WORK TO BE COMPLETED: Select and reproduce each line of the listing below that bears the string "épreuve".

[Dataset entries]

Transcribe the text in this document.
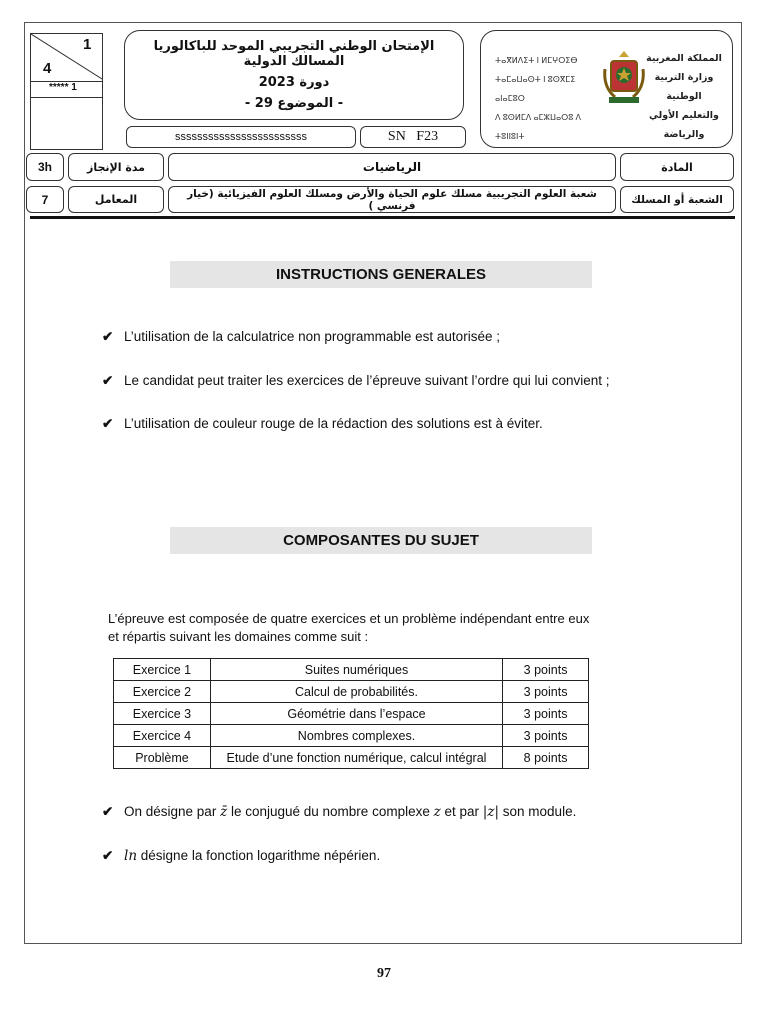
1
4
***** 1
الإمتحان الوطني التجريبي الموحد للباكالوريا المسالك الدولية
دورة 2023
- الموضوع 29 -
ⵜⴰⴳⵍⴷⵉⵜ ⵏ ⵍⵎⵖⵔⵉⴱ
ⵜⴰⵎⴰⵡⴰⵙⵜ ⵏ ⵓⵙⴳⵎⵉ ⴰⵏⴰⵎⵓⵔ
ⴷ ⵓⵙⵍⵎⴷ ⴰⵎⵣⵡⴰⵔⵓ ⴷ ⵜⵓⵏⵏⵓⵏⵜ
المملكة المغربية
وزارة التربية الوطنية
والتعليم الأولي والرياضة
ssssssssssssssssssssssss	SN   F23
3h	مدة الإنجاز	الرياضيات	المادة
7	المعامل	شعبة العلوم التجريبية مسلك علوم الحياة والأرض ومسلك العلوم الفيزيائية (خيار فرنسي )	الشعبة أو المسلك
INSTRUCTIONS GENERALES
✔ L’utilisation de la calculatrice non programmable est autorisée ;
✔ Le candidat peut traiter les exercices de l’épreuve suivant l’ordre qui lui convient ;
✔ L’utilisation de couleur rouge de la rédaction des solutions est à éviter.
COMPOSANTES DU SUJET
L’épreuve est composée de quatre exercices et un problème indépendant entre eux
et répartis suivant les domaines comme suit :
Exercice 1	Suites numériques	3 points
Exercice 2	Calcul de probabilités.	3 points
Exercice 3	Géométrie dans l’espace	3 points
Exercice 4	Nombres complexes.	3 points
Problème	Etude d’une fonction numérique, calcul intégral	8 points
✔ On désigne par z̄ le conjugué du nombre complexe z et par |z| son module.
✔ ln désigne la fonction logarithme népérien.
97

ANSWER IN FULL:
✔ Le candidat peut traiter les exercices de l’épreuve suivant l’ordre qui lui convient ;
L’épreuve est composée de quatre exercices et un problème indépendant entre eux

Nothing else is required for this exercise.